▶ [Source data]
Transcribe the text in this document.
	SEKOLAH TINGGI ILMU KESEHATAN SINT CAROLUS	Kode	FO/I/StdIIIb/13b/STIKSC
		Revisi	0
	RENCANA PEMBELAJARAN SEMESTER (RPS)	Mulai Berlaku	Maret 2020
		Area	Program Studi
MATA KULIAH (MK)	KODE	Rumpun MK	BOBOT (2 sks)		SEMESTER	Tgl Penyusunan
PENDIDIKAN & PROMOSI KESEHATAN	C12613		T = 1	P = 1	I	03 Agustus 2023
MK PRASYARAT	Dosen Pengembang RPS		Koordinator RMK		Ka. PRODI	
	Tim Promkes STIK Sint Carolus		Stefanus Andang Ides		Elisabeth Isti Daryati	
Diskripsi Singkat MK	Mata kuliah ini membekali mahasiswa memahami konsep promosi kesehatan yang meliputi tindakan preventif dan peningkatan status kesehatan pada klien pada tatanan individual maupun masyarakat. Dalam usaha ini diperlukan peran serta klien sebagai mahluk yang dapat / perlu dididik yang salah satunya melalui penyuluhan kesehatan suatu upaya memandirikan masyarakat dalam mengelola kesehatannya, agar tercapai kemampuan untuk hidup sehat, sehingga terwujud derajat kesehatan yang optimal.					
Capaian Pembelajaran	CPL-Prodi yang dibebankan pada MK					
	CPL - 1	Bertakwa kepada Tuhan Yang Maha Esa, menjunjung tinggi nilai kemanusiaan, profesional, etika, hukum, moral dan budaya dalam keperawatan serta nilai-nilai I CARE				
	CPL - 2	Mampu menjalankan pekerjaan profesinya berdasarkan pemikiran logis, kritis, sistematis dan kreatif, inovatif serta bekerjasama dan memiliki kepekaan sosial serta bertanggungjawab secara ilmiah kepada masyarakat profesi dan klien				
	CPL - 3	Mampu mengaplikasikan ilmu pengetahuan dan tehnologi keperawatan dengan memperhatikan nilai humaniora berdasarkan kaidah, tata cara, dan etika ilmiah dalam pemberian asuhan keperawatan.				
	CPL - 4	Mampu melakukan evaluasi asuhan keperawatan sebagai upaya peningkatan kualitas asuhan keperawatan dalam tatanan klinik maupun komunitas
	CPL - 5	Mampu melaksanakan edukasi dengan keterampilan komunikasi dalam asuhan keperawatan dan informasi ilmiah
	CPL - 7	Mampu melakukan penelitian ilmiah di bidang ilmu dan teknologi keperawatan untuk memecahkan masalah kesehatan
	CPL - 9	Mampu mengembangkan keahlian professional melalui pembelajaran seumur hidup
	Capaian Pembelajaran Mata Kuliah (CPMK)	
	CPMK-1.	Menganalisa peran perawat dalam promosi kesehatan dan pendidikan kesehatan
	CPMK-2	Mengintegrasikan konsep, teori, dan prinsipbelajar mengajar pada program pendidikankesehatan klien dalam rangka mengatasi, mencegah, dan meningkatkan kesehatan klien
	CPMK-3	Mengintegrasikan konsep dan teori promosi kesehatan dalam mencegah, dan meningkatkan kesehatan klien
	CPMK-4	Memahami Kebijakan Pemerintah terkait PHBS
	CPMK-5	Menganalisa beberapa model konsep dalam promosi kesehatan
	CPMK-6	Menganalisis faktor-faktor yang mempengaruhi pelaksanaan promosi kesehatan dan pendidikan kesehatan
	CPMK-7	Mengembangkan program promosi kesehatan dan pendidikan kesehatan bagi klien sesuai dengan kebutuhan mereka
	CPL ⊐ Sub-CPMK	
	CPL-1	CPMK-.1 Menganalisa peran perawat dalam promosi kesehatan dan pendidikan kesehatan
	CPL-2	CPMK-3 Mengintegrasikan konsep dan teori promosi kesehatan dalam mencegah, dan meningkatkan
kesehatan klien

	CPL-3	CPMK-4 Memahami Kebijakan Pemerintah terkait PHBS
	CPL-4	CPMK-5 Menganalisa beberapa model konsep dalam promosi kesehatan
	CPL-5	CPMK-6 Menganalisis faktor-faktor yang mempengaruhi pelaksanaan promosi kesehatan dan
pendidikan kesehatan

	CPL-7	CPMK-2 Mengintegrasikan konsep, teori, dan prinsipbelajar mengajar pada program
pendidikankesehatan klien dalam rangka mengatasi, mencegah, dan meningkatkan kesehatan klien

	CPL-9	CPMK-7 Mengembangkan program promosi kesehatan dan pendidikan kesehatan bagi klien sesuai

▶ [The exercise] Tally the lines of the material above that contain the word "peran" and report the total alone.

▶ [Solution below] 3